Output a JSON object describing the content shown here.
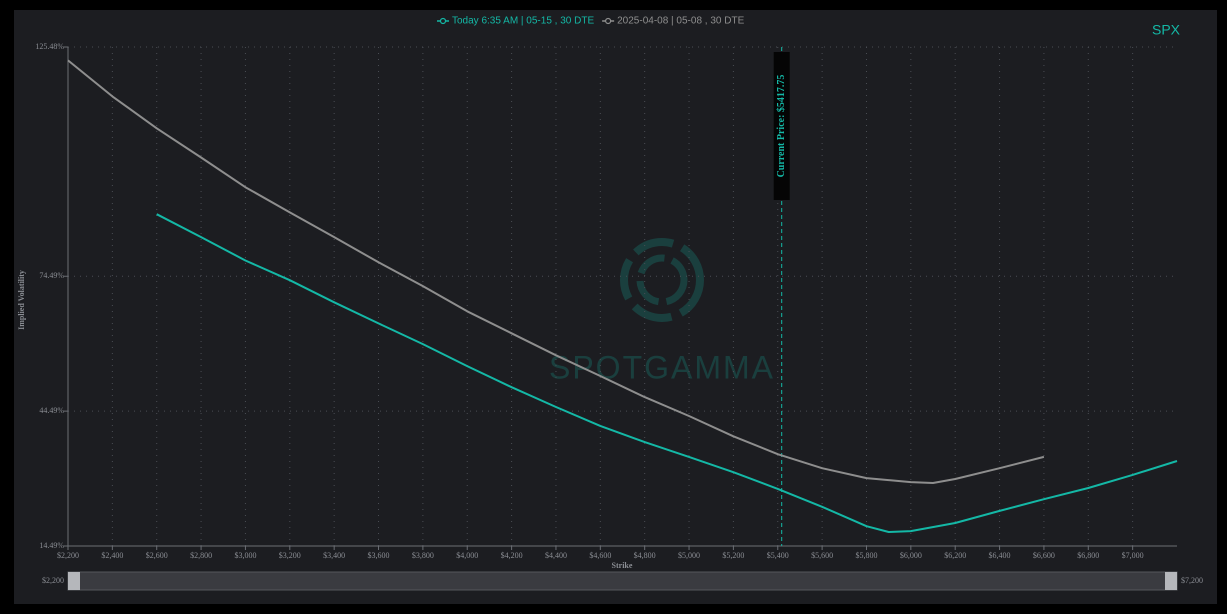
{
  "chart_data": {
    "type": "line",
    "title": "SPX",
    "x_label": "Strike",
    "y_label": "Implied Volatility",
    "watermark": "SPOTGAMMA",
    "grid": true,
    "legend": "top",
    "xlim": [
      2200,
      7200
    ],
    "ylim": [
      14.49,
      125.48
    ],
    "xticks": [
      {
        "value": 2200,
        "label": "$2,200"
      },
      {
        "value": 2400,
        "label": "$2,400"
      },
      {
        "value": 2600,
        "label": "$2,600"
      },
      {
        "value": 2800,
        "label": "$2,800"
      },
      {
        "value": 3000,
        "label": "$3,000"
      },
      {
        "value": 3200,
        "label": "$3,200"
      },
      {
        "value": 3400,
        "label": "$3,400"
      },
      {
        "value": 3600,
        "label": "$3,600"
      },
      {
        "value": 3800,
        "label": "$3,800"
      },
      {
        "value": 4000,
        "label": "$4,000"
      },
      {
        "value": 4200,
        "label": "$4,200"
      },
      {
        "value": 4400,
        "label": "$4,400"
      },
      {
        "value": 4600,
        "label": "$4,600"
      },
      {
        "value": 4800,
        "label": "$4,800"
      },
      {
        "value": 5000,
        "label": "$5,000"
      },
      {
        "value": 5200,
        "label": "$5,200"
      },
      {
        "value": 5400,
        "label": "$5,400"
      },
      {
        "value": 5600,
        "label": "$5,600"
      },
      {
        "value": 5800,
        "label": "$5,800"
      },
      {
        "value": 6000,
        "label": "$6,000"
      },
      {
        "value": 6200,
        "label": "$6,200"
      },
      {
        "value": 6400,
        "label": "$6,400"
      },
      {
        "value": 6600,
        "label": "$6,600"
      },
      {
        "value": 6800,
        "label": "$6,800"
      },
      {
        "value": 7000,
        "label": "$7,000"
      }
    ],
    "yticks": [
      {
        "value": 14.49,
        "label": "14.49%"
      },
      {
        "value": 44.49,
        "label": "44.49%"
      },
      {
        "value": 74.49,
        "label": "74.49%"
      },
      {
        "value": 125.48,
        "label": "125.48%"
      }
    ],
    "current_price": {
      "value": 5417.75,
      "label": "Current Price: $5417.75"
    },
    "range_slider": {
      "start": "$2,200",
      "end": "$7,200"
    },
    "series": [
      {
        "name": "Today 6:35 AM | 05-15 , 30 DTE",
        "color": "#14b8a6",
        "x": [
          2600,
          2800,
          3000,
          3200,
          3400,
          3600,
          3800,
          4000,
          4200,
          4400,
          4600,
          4800,
          5000,
          5200,
          5400,
          5600,
          5800,
          5900,
          6000,
          6200,
          6400,
          6600,
          6800,
          7000,
          7200
        ],
        "values": [
          88.3,
          83.2,
          78.0,
          73.6,
          68.7,
          64.0,
          59.4,
          54.5,
          49.8,
          45.4,
          41.2,
          37.6,
          34.3,
          30.9,
          27.2,
          23.2,
          18.9,
          17.6,
          17.8,
          19.6,
          22.3,
          24.9,
          27.4,
          30.3,
          33.4
        ]
      },
      {
        "name": "2025-04-08 | 05-08 , 30 DTE",
        "color": "#8e8e8e",
        "x": [
          2200,
          2400,
          2600,
          2800,
          3000,
          3200,
          3400,
          3600,
          3800,
          4000,
          4200,
          4400,
          4600,
          4800,
          5000,
          5200,
          5400,
          5600,
          5800,
          6000,
          6100,
          6200,
          6400,
          6600
        ],
        "values": [
          122.5,
          114.5,
          107.4,
          100.9,
          94.3,
          88.7,
          83.2,
          77.6,
          72.3,
          66.7,
          61.8,
          56.9,
          52.3,
          47.6,
          43.4,
          38.9,
          34.9,
          31.8,
          29.6,
          28.7,
          28.5,
          29.4,
          31.8,
          34.3
        ]
      }
    ]
  }
}
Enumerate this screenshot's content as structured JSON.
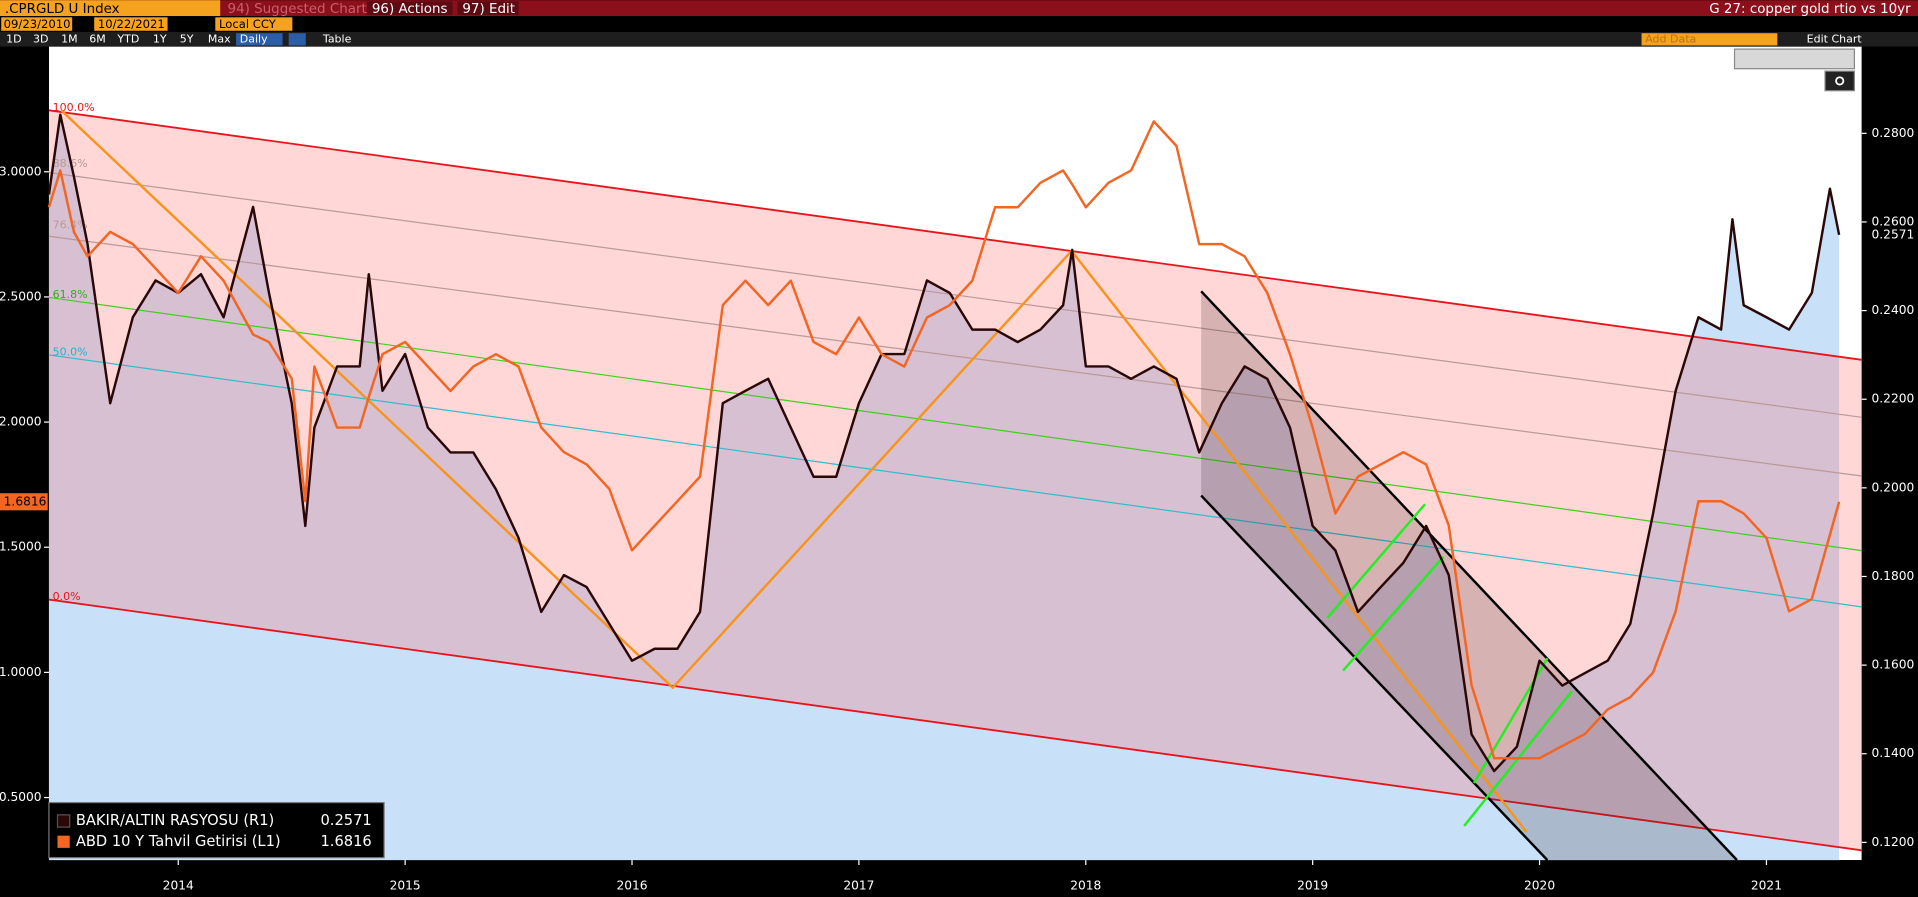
{
  "toolbar": {
    "ticker": ".CPRGLD U Index",
    "suggested": "94) Suggested Charts",
    "actions": "96) Actions",
    "edit": "97) Edit",
    "chart_name": "G 27: copper gold rtio vs 10yr",
    "start_date": "09/23/2010",
    "end_date": "10/22/2021",
    "currency": "Local CCY",
    "ranges": [
      "1D",
      "3D",
      "1M",
      "6M",
      "YTD",
      "1Y",
      "5Y",
      "Max"
    ],
    "frequency": "Daily",
    "table": "Table",
    "add_data": "Add Data",
    "edit_chart": "Edit Chart"
  },
  "chart_data": {
    "type": "line",
    "grid": false,
    "fib_levels": [
      "100.0%",
      "88.6%",
      "76.4%",
      "61.8%",
      "50.0%",
      "0.0%"
    ],
    "x": [
      2013.93,
      2013.98,
      2014.04,
      2014.1,
      2014.2,
      2014.3,
      2014.4,
      2014.5,
      2014.6,
      2014.7,
      2014.83,
      2014.9,
      2015.0,
      2015.06,
      2015.1,
      2015.2,
      2015.3,
      2015.34,
      2015.4,
      2015.5,
      2015.6,
      2015.7,
      2015.8,
      2015.9,
      2016.0,
      2016.1,
      2016.2,
      2016.3,
      2016.4,
      2016.5,
      2016.6,
      2016.7,
      2016.8,
      2016.9,
      2017.0,
      2017.1,
      2017.2,
      2017.3,
      2017.4,
      2017.5,
      2017.6,
      2017.7,
      2017.8,
      2017.9,
      2018.0,
      2018.1,
      2018.2,
      2018.3,
      2018.4,
      2018.44,
      2018.5,
      2018.6,
      2018.7,
      2018.8,
      2018.9,
      2019.0,
      2019.1,
      2019.2,
      2019.3,
      2019.4,
      2019.5,
      2019.6,
      2019.7,
      2019.8,
      2019.9,
      2020.0,
      2020.1,
      2020.2,
      2020.3,
      2020.4,
      2020.5,
      2020.6,
      2020.7,
      2020.8,
      2020.9,
      2021.0,
      2021.1,
      2021.2,
      2021.3,
      2021.35,
      2021.4,
      2021.5,
      2021.6,
      2021.7,
      2021.78,
      2021.82
    ],
    "series": [
      {
        "name": "BAKIR/ALTIN RASYOSU (R1)",
        "color": "#2a0808",
        "fill_color": "#c8e0f8",
        "axis": "y2",
        "values": [
          0.2662,
          0.2842,
          0.2703,
          0.2551,
          0.2191,
          0.2385,
          0.2468,
          0.244,
          0.2482,
          0.2385,
          0.2634,
          0.244,
          0.2191,
          0.1914,
          0.2136,
          0.2274,
          0.2274,
          0.2482,
          0.2219,
          0.2302,
          0.2136,
          0.208,
          0.208,
          0.1997,
          0.1887,
          0.172,
          0.1803,
          0.1776,
          0.1693,
          0.161,
          0.1637,
          0.1637,
          0.172,
          0.2191,
          0.2219,
          0.2246,
          0.2136,
          0.2025,
          0.2025,
          0.2191,
          0.2302,
          0.2302,
          0.2468,
          0.244,
          0.2357,
          0.2357,
          0.2329,
          0.2357,
          0.2412,
          0.2537,
          0.2274,
          0.2274,
          0.2246,
          0.2274,
          0.2246,
          0.208,
          0.2191,
          0.2274,
          0.2246,
          0.2136,
          0.1914,
          0.1859,
          0.172,
          0.1776,
          0.1831,
          0.1914,
          0.1803,
          0.1444,
          0.1361,
          0.1416,
          0.161,
          0.1554,
          0.1582,
          0.161,
          0.1693,
          0.1942,
          0.2219,
          0.2385,
          0.2357,
          0.2606,
          0.2412,
          0.2385,
          0.2357,
          0.244,
          0.2675,
          0.2571
        ]
      },
      {
        "name": "ABD 10 Y Tahvil Getirisi (L1)",
        "color": "#f26522",
        "axis": "y",
        "values": [
          2.858,
          3.005,
          2.76,
          2.662,
          2.76,
          2.711,
          2.614,
          2.516,
          2.662,
          2.565,
          2.35,
          2.32,
          2.173,
          1.684,
          2.222,
          1.978,
          1.978,
          2.1,
          2.271,
          2.32,
          2.222,
          2.124,
          2.222,
          2.271,
          2.222,
          1.978,
          1.88,
          1.831,
          1.733,
          1.488,
          1.586,
          1.684,
          1.782,
          2.467,
          2.565,
          2.467,
          2.565,
          2.32,
          2.271,
          2.418,
          2.271,
          2.222,
          2.418,
          2.467,
          2.565,
          2.858,
          2.858,
          2.956,
          3.005,
          2.95,
          2.858,
          2.956,
          3.005,
          3.201,
          3.103,
          2.711,
          2.711,
          2.662,
          2.516,
          2.271,
          1.978,
          1.635,
          1.782,
          1.831,
          1.88,
          1.831,
          1.586,
          0.95,
          0.657,
          0.657,
          0.657,
          0.706,
          0.754,
          0.852,
          0.901,
          0.999,
          1.244,
          1.684,
          1.684,
          1.66,
          1.635,
          1.537,
          1.244,
          1.293,
          1.55,
          1.6816
        ]
      }
    ],
    "xlim": [
      2013.93,
      2021.92
    ],
    "xticks": [
      {
        "value": 2014.5,
        "label": "2014"
      },
      {
        "value": 2015.5,
        "label": "2015"
      },
      {
        "value": 2016.5,
        "label": "2016"
      },
      {
        "value": 2017.5,
        "label": "2017"
      },
      {
        "value": 2018.5,
        "label": "2018"
      },
      {
        "value": 2019.5,
        "label": "2019"
      },
      {
        "value": 2020.5,
        "label": "2020"
      },
      {
        "value": 2021.5,
        "label": "2021"
      }
    ],
    "ylim": [
      0.25,
      3.49
    ],
    "yticks": [
      {
        "value": 0.5,
        "label": "0.5000"
      },
      {
        "value": 1.0,
        "label": "1.0000"
      },
      {
        "value": 1.5,
        "label": "1.5000"
      },
      {
        "value": 2.0,
        "label": "2.0000"
      },
      {
        "value": 2.5,
        "label": "2.5000"
      },
      {
        "value": 3.0,
        "label": "3.0000"
      }
    ],
    "y2lim": [
      0.116,
      0.299
    ],
    "y2ticks": [
      {
        "value": 0.12,
        "label": "0.1200"
      },
      {
        "value": 0.14,
        "label": "0.1400"
      },
      {
        "value": 0.16,
        "label": "0.1600"
      },
      {
        "value": 0.18,
        "label": "0.1800"
      },
      {
        "value": 0.2,
        "label": "0.2000"
      },
      {
        "value": 0.22,
        "label": "0.2200"
      },
      {
        "value": 0.24,
        "label": "0.2400"
      },
      {
        "value": 0.26,
        "label": "0.2600"
      },
      {
        "value": 0.28,
        "label": "0.2800"
      }
    ]
  }
}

=====

Find the word "JSON" in the entries, and copy every line it shows up in.

**EXERCISE OUTPUT**
Output a JSON object describing the content shown here.
Enumerate this screenshot's content as structured JSON.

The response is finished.